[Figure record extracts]
»»

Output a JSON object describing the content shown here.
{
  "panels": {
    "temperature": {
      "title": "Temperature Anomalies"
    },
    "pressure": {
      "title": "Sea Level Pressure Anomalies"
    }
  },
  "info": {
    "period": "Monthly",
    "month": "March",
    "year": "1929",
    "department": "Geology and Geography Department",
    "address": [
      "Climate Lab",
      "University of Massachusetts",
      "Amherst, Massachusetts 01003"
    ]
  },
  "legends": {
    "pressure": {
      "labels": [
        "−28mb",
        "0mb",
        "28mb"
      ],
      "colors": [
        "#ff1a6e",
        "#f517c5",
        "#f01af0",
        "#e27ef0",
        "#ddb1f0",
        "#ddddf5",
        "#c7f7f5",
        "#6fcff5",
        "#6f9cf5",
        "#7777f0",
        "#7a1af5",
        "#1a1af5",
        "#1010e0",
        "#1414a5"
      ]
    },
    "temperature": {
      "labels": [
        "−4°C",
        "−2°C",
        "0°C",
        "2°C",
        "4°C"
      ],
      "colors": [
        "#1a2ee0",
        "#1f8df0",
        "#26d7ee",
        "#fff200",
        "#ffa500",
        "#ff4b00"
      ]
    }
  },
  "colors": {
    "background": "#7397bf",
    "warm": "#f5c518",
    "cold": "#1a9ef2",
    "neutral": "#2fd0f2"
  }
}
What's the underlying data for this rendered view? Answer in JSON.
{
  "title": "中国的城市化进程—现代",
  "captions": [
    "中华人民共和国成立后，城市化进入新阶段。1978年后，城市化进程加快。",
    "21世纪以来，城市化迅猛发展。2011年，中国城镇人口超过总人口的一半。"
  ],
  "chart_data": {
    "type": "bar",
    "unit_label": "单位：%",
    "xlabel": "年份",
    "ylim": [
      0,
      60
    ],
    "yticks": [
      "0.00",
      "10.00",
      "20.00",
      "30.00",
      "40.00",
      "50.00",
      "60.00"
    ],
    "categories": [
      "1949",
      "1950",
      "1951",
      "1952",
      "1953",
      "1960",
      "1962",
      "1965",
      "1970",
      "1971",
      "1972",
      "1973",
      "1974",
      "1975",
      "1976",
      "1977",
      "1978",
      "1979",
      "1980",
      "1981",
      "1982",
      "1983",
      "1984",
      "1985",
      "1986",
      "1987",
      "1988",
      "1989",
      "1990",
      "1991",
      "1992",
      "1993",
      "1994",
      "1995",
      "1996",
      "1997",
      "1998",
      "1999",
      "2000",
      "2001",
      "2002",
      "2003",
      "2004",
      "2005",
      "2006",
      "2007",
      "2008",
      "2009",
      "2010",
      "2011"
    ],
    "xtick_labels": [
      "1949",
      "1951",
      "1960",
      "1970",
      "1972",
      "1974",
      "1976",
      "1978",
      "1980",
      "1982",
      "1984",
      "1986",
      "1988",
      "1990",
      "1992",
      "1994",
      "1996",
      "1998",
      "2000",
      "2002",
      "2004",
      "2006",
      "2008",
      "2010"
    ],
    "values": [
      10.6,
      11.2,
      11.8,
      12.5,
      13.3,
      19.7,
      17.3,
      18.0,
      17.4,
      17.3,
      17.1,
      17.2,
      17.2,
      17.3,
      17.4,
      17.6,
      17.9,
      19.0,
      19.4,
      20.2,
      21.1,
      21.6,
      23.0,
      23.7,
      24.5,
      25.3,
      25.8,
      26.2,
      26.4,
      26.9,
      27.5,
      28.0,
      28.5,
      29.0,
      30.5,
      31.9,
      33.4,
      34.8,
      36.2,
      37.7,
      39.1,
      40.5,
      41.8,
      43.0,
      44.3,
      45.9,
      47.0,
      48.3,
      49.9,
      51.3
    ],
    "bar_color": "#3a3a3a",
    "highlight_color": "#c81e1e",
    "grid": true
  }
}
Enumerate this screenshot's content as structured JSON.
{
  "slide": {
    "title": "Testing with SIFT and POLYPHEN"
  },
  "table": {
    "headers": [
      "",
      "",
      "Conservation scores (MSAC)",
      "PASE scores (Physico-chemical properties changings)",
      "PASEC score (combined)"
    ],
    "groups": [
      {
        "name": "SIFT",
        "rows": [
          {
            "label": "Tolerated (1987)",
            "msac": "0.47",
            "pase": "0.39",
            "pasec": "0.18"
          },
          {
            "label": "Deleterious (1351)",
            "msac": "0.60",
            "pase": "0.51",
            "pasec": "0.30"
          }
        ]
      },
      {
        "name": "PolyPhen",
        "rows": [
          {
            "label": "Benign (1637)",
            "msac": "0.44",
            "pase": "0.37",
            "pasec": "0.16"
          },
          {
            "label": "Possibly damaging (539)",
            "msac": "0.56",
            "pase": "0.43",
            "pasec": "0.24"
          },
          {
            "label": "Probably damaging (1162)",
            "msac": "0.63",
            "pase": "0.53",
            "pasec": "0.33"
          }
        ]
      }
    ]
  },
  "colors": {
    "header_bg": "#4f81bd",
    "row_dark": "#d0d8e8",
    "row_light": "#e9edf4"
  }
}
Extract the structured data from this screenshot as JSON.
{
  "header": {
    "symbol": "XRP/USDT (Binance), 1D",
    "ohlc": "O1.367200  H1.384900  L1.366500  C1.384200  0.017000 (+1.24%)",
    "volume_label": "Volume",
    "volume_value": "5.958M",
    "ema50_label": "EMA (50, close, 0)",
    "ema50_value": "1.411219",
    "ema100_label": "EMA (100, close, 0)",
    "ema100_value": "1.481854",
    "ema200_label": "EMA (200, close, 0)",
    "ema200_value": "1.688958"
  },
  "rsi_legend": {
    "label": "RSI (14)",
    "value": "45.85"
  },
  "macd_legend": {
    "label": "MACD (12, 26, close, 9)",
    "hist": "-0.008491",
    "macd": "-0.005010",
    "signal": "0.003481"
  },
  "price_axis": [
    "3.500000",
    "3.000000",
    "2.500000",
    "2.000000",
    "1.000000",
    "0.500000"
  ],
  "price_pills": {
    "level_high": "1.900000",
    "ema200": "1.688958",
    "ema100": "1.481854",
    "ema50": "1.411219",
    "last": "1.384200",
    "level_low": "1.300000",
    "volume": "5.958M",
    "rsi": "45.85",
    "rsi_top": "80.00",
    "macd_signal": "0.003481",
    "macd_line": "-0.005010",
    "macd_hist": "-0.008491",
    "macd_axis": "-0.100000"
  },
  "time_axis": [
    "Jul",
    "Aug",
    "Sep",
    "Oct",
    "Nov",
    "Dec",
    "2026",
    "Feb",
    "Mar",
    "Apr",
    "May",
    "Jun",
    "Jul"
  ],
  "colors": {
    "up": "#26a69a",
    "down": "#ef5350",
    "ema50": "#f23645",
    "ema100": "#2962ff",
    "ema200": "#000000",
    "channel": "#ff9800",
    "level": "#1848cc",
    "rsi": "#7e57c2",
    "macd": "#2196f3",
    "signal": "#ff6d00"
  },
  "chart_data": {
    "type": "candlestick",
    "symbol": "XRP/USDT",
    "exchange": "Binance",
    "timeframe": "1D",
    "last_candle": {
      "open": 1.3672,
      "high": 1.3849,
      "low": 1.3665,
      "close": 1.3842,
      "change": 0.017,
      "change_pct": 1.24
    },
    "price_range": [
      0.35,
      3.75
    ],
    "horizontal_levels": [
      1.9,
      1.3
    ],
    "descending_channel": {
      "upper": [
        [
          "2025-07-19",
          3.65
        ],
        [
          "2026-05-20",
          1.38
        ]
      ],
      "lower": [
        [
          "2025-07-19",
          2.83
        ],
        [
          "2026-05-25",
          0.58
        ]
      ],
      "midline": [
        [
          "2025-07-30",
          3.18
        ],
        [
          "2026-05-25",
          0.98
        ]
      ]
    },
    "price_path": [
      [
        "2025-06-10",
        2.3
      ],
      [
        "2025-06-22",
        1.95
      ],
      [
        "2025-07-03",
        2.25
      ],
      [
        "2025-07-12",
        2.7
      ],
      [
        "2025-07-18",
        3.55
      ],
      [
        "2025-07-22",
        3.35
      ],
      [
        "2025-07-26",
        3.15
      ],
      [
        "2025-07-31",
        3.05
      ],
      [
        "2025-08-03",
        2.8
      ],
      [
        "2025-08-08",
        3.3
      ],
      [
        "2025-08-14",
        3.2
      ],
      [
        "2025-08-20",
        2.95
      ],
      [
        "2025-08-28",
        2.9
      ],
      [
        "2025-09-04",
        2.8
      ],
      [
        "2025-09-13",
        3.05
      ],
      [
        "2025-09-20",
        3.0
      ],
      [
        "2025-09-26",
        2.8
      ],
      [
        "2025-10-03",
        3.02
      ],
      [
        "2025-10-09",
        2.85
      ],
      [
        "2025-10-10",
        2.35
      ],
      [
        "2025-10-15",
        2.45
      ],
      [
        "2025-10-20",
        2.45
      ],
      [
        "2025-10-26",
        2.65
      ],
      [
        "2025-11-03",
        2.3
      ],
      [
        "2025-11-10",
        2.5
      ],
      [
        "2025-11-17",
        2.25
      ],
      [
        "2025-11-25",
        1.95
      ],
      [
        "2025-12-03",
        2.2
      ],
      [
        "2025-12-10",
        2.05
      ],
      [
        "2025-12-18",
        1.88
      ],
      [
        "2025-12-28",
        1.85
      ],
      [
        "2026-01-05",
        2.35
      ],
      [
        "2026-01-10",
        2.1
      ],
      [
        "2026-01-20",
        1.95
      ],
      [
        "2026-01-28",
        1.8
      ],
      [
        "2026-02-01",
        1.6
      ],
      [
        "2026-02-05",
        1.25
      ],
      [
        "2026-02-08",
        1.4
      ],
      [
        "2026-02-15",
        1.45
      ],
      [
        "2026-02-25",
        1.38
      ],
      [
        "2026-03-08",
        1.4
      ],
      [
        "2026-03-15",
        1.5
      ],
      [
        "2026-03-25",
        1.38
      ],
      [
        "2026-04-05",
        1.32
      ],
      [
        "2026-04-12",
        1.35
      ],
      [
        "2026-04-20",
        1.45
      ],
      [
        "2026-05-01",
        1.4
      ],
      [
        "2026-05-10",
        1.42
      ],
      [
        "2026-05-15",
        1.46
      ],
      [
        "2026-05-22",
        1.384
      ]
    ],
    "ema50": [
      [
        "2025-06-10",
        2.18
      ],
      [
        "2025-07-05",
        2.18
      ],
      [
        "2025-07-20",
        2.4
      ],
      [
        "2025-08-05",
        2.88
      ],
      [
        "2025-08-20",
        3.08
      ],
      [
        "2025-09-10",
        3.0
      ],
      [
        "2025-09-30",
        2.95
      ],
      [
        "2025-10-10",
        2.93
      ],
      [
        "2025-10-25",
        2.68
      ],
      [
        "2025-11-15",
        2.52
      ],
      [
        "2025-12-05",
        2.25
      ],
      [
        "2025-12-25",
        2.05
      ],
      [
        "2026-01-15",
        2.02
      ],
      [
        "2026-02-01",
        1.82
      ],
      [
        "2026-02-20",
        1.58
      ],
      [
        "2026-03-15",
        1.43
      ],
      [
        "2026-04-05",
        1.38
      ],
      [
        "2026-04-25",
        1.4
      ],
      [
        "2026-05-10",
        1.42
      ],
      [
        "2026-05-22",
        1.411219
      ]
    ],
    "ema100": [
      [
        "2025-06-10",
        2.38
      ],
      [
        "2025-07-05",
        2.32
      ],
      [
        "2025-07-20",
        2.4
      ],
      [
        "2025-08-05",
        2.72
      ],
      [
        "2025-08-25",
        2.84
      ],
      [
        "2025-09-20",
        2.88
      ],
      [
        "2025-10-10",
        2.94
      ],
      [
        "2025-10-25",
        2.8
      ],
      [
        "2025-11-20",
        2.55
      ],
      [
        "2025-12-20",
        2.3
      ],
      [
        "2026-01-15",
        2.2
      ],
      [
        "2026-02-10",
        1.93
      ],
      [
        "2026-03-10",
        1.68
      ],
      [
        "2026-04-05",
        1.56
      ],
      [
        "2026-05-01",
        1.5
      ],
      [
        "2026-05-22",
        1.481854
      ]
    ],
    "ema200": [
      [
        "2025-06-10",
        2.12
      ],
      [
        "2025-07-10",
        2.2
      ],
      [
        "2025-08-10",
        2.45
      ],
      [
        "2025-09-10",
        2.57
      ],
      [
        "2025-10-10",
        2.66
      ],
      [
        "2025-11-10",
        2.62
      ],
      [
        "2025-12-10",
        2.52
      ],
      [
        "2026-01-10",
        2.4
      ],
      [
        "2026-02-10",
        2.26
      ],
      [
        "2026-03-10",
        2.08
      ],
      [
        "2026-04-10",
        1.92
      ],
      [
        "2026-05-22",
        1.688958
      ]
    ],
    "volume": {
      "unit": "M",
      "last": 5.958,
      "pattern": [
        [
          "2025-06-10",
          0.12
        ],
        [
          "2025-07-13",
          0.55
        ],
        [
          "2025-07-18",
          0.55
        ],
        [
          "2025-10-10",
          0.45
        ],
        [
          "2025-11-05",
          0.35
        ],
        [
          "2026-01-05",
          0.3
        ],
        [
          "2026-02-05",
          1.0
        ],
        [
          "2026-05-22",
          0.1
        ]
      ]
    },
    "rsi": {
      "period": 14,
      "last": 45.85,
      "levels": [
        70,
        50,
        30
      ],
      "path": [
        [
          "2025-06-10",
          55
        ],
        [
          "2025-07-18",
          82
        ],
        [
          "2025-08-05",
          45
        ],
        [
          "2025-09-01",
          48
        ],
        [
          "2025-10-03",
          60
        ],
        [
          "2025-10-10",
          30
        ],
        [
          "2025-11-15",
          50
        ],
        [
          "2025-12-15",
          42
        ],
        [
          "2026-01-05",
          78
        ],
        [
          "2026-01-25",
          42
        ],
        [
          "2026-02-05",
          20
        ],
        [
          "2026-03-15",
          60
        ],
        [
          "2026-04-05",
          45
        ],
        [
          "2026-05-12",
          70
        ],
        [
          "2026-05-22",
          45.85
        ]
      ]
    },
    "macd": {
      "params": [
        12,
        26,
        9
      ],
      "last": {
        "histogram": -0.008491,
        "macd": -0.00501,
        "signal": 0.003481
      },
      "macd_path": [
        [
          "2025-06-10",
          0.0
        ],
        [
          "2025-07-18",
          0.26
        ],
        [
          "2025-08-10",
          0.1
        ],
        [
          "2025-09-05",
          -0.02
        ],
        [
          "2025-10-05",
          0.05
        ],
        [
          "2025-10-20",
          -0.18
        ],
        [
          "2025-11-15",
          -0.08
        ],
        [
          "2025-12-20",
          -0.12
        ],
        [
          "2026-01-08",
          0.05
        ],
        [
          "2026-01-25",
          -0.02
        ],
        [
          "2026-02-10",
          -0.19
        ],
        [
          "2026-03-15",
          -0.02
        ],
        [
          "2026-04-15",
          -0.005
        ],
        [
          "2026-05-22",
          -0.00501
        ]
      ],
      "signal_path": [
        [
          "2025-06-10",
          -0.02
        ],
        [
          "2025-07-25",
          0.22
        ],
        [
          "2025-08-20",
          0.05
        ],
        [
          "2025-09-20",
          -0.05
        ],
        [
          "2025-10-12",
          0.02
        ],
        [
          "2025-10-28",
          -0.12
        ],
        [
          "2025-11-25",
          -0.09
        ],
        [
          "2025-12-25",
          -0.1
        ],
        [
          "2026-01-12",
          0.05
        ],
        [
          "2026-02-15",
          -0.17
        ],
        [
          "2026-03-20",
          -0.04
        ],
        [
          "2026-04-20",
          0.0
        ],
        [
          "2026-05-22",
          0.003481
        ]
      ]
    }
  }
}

««

_Do this_
Find how many lines of the listing include the string "USDT" and give that number, nothing else.

_Solution for this exercise_
2